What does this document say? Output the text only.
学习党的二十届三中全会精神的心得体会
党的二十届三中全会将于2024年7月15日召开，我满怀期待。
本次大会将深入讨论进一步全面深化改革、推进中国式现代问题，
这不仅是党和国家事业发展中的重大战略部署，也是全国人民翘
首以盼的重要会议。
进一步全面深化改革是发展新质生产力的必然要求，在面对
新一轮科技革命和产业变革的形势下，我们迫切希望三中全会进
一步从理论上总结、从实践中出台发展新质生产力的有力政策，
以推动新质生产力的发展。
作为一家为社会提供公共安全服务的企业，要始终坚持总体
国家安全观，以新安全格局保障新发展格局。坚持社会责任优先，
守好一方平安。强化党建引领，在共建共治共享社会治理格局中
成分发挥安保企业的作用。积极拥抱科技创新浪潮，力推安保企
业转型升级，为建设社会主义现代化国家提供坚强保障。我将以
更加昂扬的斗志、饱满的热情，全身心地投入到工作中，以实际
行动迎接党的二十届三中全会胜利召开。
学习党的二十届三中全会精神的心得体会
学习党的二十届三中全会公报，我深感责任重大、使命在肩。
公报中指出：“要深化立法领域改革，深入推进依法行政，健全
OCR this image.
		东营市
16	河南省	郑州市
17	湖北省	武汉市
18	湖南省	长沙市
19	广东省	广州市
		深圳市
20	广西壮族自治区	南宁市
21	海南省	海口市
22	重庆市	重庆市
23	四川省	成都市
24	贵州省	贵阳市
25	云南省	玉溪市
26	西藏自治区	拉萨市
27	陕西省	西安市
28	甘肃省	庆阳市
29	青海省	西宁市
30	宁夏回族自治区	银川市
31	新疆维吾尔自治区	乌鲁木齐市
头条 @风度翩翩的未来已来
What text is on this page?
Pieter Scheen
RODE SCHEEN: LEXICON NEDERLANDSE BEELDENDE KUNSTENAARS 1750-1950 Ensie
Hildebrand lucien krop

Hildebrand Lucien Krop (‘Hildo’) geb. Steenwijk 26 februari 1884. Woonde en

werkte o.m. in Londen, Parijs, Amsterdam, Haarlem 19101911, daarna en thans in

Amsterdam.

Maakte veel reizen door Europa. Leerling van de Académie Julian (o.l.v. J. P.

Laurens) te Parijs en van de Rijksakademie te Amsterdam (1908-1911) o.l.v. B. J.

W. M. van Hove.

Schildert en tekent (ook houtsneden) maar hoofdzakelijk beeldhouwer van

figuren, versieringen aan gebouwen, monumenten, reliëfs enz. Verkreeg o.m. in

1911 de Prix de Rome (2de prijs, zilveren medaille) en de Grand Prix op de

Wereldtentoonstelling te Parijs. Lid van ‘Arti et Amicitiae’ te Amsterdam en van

GIVEN TASK => The lines to reproduce run from the line containing "What text is on this page?" to the end of the listing; write them out exactly and add nothing.

TASK SOLUTION =>
What text is on this page?
Pieter Scheen
RODE SCHEEN: LEXICON NEDERLANDSE BEELDENDE KUNSTENAARS 1750-1950 Ensie
Hildebrand lucien krop

Hildebrand Lucien Krop (‘Hildo’) geb. Steenwijk 26 februari 1884. Woonde en

werkte o.m. in Londen, Parijs, Amsterdam, Haarlem 19101911, daarna en thans in

Amsterdam.

Maakte veel reizen door Europa. Leerling van de Académie Julian (o.l.v. J. P.

Laurens) te Parijs en van de Rijksakademie te Amsterdam (1908-1911) o.l.v. B. J.

W. M. van Hove.

Schildert en tekent (ook houtsneden) maar hoofdzakelijk beeldhouwer van

figuren, versieringen aan gebouwen, monumenten, reliëfs enz. Verkreeg o.m. in

1911 de Prix de Rome (2de prijs, zilveren medaille) en de Grand Prix op de

Wereldtentoonstelling te Parijs. Lid van ‘Arti et Amicitiae’ te Amsterdam en van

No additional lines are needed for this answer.